-- DATA --
┌──

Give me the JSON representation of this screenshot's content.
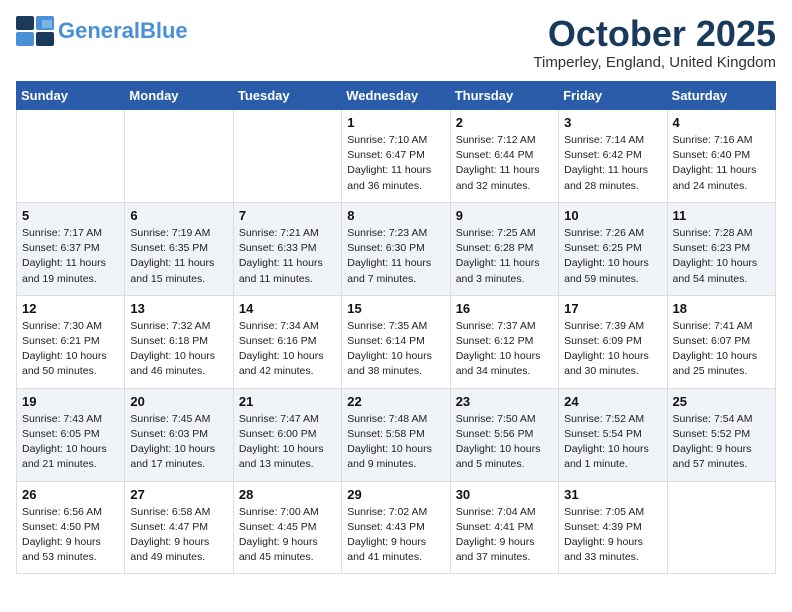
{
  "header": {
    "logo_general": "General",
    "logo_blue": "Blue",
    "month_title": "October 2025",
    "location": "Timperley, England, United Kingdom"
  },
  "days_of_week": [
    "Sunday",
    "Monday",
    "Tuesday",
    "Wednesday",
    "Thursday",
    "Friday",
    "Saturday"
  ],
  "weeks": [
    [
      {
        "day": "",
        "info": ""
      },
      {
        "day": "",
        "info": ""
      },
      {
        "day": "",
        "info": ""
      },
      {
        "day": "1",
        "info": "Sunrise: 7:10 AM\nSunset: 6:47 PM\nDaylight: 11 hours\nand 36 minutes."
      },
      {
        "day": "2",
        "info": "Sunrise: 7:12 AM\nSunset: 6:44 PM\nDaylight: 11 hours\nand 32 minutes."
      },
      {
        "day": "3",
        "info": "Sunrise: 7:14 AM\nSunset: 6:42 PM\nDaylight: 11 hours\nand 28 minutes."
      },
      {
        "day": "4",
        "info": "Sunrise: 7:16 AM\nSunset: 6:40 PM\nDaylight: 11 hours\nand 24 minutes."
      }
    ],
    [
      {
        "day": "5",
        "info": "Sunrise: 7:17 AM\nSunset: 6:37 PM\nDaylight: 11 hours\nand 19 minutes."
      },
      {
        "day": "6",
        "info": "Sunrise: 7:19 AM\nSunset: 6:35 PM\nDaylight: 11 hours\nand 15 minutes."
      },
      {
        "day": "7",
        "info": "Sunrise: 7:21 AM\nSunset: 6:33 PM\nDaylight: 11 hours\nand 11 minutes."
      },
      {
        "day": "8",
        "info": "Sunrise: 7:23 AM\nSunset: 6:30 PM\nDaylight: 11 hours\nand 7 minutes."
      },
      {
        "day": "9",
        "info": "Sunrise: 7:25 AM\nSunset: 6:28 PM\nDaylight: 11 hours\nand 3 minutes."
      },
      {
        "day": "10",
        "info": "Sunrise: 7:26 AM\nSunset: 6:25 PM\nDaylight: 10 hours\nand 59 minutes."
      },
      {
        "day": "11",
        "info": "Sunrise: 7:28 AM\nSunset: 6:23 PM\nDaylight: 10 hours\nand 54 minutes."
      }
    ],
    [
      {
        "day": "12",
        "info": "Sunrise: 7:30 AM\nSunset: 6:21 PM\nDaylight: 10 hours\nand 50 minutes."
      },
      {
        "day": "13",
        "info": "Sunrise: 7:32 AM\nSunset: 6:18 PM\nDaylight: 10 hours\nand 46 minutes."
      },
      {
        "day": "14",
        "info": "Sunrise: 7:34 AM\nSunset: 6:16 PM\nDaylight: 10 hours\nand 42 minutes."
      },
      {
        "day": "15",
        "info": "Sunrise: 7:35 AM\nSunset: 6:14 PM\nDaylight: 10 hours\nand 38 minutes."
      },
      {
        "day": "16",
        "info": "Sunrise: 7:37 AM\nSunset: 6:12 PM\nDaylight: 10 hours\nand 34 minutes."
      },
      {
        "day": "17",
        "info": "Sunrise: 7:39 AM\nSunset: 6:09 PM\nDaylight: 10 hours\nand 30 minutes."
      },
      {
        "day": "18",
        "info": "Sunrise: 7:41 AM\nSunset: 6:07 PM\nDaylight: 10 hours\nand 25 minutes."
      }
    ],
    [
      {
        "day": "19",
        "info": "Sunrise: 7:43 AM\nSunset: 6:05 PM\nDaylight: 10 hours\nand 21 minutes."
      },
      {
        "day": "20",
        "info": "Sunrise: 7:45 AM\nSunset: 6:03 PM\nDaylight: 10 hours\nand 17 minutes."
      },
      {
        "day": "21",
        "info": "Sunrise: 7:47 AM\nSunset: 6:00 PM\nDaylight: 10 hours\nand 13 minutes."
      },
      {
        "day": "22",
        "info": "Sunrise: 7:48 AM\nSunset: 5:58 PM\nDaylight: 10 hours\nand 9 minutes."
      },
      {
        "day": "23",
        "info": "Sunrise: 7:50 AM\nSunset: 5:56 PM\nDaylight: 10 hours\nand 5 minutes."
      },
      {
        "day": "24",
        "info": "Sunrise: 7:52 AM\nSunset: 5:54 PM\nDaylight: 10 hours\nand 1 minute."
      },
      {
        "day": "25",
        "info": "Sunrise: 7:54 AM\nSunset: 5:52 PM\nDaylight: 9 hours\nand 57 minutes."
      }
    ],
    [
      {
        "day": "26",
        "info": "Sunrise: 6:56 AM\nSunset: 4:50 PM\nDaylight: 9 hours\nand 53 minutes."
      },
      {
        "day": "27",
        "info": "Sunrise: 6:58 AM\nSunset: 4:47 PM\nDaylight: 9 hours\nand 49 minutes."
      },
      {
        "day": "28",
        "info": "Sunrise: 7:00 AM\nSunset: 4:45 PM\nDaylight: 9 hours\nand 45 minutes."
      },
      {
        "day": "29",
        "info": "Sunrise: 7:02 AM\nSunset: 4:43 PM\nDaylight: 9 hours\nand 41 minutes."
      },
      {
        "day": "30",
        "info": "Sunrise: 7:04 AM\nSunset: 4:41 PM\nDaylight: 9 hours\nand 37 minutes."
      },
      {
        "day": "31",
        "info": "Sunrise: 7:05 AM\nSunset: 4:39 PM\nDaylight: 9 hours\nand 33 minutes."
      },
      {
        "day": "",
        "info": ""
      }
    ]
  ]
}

└──

-- INSTRUCTION --
Write the records above out again exactly, with no pictures in your copy.

-- RIGHT ANSWER --
Give me the JSON representation of this screenshot's content.
{
  "header": {
    "logo_general": "General",
    "logo_blue": "Blue",
    "month_title": "October 2025",
    "location": "Timperley, England, United Kingdom"
  },
  "days_of_week": [
    "Sunday",
    "Monday",
    "Tuesday",
    "Wednesday",
    "Thursday",
    "Friday",
    "Saturday"
  ],
  "weeks": [
    [
      {
        "day": "",
        "info": ""
      },
      {
        "day": "",
        "info": ""
      },
      {
        "day": "",
        "info": ""
      },
      {
        "day": "1",
        "info": "Sunrise: 7:10 AM\nSunset: 6:47 PM\nDaylight: 11 hours\nand 36 minutes."
      },
      {
        "day": "2",
        "info": "Sunrise: 7:12 AM\nSunset: 6:44 PM\nDaylight: 11 hours\nand 32 minutes."
      },
      {
        "day": "3",
        "info": "Sunrise: 7:14 AM\nSunset: 6:42 PM\nDaylight: 11 hours\nand 28 minutes."
      },
      {
        "day": "4",
        "info": "Sunrise: 7:16 AM\nSunset: 6:40 PM\nDaylight: 11 hours\nand 24 minutes."
      }
    ],
    [
      {
        "day": "5",
        "info": "Sunrise: 7:17 AM\nSunset: 6:37 PM\nDaylight: 11 hours\nand 19 minutes."
      },
      {
        "day": "6",
        "info": "Sunrise: 7:19 AM\nSunset: 6:35 PM\nDaylight: 11 hours\nand 15 minutes."
      },
      {
        "day": "7",
        "info": "Sunrise: 7:21 AM\nSunset: 6:33 PM\nDaylight: 11 hours\nand 11 minutes."
      },
      {
        "day": "8",
        "info": "Sunrise: 7:23 AM\nSunset: 6:30 PM\nDaylight: 11 hours\nand 7 minutes."
      },
      {
        "day": "9",
        "info": "Sunrise: 7:25 AM\nSunset: 6:28 PM\nDaylight: 11 hours\nand 3 minutes."
      },
      {
        "day": "10",
        "info": "Sunrise: 7:26 AM\nSunset: 6:25 PM\nDaylight: 10 hours\nand 59 minutes."
      },
      {
        "day": "11",
        "info": "Sunrise: 7:28 AM\nSunset: 6:23 PM\nDaylight: 10 hours\nand 54 minutes."
      }
    ],
    [
      {
        "day": "12",
        "info": "Sunrise: 7:30 AM\nSunset: 6:21 PM\nDaylight: 10 hours\nand 50 minutes."
      },
      {
        "day": "13",
        "info": "Sunrise: 7:32 AM\nSunset: 6:18 PM\nDaylight: 10 hours\nand 46 minutes."
      },
      {
        "day": "14",
        "info": "Sunrise: 7:34 AM\nSunset: 6:16 PM\nDaylight: 10 hours\nand 42 minutes."
      },
      {
        "day": "15",
        "info": "Sunrise: 7:35 AM\nSunset: 6:14 PM\nDaylight: 10 hours\nand 38 minutes."
      },
      {
        "day": "16",
        "info": "Sunrise: 7:37 AM\nSunset: 6:12 PM\nDaylight: 10 hours\nand 34 minutes."
      },
      {
        "day": "17",
        "info": "Sunrise: 7:39 AM\nSunset: 6:09 PM\nDaylight: 10 hours\nand 30 minutes."
      },
      {
        "day": "18",
        "info": "Sunrise: 7:41 AM\nSunset: 6:07 PM\nDaylight: 10 hours\nand 25 minutes."
      }
    ],
    [
      {
        "day": "19",
        "info": "Sunrise: 7:43 AM\nSunset: 6:05 PM\nDaylight: 10 hours\nand 21 minutes."
      },
      {
        "day": "20",
        "info": "Sunrise: 7:45 AM\nSunset: 6:03 PM\nDaylight: 10 hours\nand 17 minutes."
      },
      {
        "day": "21",
        "info": "Sunrise: 7:47 AM\nSunset: 6:00 PM\nDaylight: 10 hours\nand 13 minutes."
      },
      {
        "day": "22",
        "info": "Sunrise: 7:48 AM\nSunset: 5:58 PM\nDaylight: 10 hours\nand 9 minutes."
      },
      {
        "day": "23",
        "info": "Sunrise: 7:50 AM\nSunset: 5:56 PM\nDaylight: 10 hours\nand 5 minutes."
      },
      {
        "day": "24",
        "info": "Sunrise: 7:52 AM\nSunset: 5:54 PM\nDaylight: 10 hours\nand 1 minute."
      },
      {
        "day": "25",
        "info": "Sunrise: 7:54 AM\nSunset: 5:52 PM\nDaylight: 9 hours\nand 57 minutes."
      }
    ],
    [
      {
        "day": "26",
        "info": "Sunrise: 6:56 AM\nSunset: 4:50 PM\nDaylight: 9 hours\nand 53 minutes."
      },
      {
        "day": "27",
        "info": "Sunrise: 6:58 AM\nSunset: 4:47 PM\nDaylight: 9 hours\nand 49 minutes."
      },
      {
        "day": "28",
        "info": "Sunrise: 7:00 AM\nSunset: 4:45 PM\nDaylight: 9 hours\nand 45 minutes."
      },
      {
        "day": "29",
        "info": "Sunrise: 7:02 AM\nSunset: 4:43 PM\nDaylight: 9 hours\nand 41 minutes."
      },
      {
        "day": "30",
        "info": "Sunrise: 7:04 AM\nSunset: 4:41 PM\nDaylight: 9 hours\nand 37 minutes."
      },
      {
        "day": "31",
        "info": "Sunrise: 7:05 AM\nSunset: 4:39 PM\nDaylight: 9 hours\nand 33 minutes."
      },
      {
        "day": "",
        "info": ""
      }
    ]
  ]
}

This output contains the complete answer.